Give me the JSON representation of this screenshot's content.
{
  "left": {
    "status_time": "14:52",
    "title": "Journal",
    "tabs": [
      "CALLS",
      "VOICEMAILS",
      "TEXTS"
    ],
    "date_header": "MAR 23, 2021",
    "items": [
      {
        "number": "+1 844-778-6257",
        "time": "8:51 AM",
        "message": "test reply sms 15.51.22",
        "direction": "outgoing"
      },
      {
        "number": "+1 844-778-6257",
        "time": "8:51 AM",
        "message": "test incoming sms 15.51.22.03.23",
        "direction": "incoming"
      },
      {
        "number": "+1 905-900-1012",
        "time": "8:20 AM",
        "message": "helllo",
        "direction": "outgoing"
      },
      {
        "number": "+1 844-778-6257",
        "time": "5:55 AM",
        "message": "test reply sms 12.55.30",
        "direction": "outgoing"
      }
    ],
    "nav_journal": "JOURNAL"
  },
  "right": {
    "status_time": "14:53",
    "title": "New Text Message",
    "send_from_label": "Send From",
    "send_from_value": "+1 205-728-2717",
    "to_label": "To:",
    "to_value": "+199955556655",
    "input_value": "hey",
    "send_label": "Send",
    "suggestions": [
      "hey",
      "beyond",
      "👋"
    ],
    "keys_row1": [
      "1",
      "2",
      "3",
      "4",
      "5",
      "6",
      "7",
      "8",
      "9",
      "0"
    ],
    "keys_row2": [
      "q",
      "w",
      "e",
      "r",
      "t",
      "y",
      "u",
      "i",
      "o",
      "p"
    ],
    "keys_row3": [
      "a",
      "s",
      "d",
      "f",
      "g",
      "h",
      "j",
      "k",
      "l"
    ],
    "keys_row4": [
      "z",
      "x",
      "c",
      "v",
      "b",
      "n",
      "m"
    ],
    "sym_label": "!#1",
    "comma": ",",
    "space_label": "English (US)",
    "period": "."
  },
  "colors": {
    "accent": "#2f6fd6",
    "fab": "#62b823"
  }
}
——
▶ **Instructions for the task**
Write all of the records out again exactly.

▶ **Correct response**
Give me the JSON representation of this screenshot's content.
{
  "left": {
    "status_time": "14:52",
    "title": "Journal",
    "tabs": [
      "CALLS",
      "VOICEMAILS",
      "TEXTS"
    ],
    "date_header": "MAR 23, 2021",
    "items": [
      {
        "number": "+1 844-778-6257",
        "time": "8:51 AM",
        "message": "test reply sms 15.51.22",
        "direction": "outgoing"
      },
      {
        "number": "+1 844-778-6257",
        "time": "8:51 AM",
        "message": "test incoming sms 15.51.22.03.23",
        "direction": "incoming"
      },
      {
        "number": "+1 905-900-1012",
        "time": "8:20 AM",
        "message": "helllo",
        "direction": "outgoing"
      },
      {
        "number": "+1 844-778-6257",
        "time": "5:55 AM",
        "message": "test reply sms 12.55.30",
        "direction": "outgoing"
      }
    ],
    "nav_journal": "JOURNAL"
  },
  "right": {
    "status_time": "14:53",
    "title": "New Text Message",
    "send_from_label": "Send From",
    "send_from_value": "+1 205-728-2717",
    "to_label": "To:",
    "to_value": "+199955556655",
    "input_value": "hey",
    "send_label": "Send",
    "suggestions": [
      "hey",
      "beyond",
      "👋"
    ],
    "keys_row1": [
      "1",
      "2",
      "3",
      "4",
      "5",
      "6",
      "7",
      "8",
      "9",
      "0"
    ],
    "keys_row2": [
      "q",
      "w",
      "e",
      "r",
      "t",
      "y",
      "u",
      "i",
      "o",
      "p"
    ],
    "keys_row3": [
      "a",
      "s",
      "d",
      "f",
      "g",
      "h",
      "j",
      "k",
      "l"
    ],
    "keys_row4": [
      "z",
      "x",
      "c",
      "v",
      "b",
      "n",
      "m"
    ],
    "sym_label": "!#1",
    "comma": ",",
    "space_label": "English (US)",
    "period": "."
  },
  "colors": {
    "accent": "#2f6fd6",
    "fab": "#62b823"
  }
}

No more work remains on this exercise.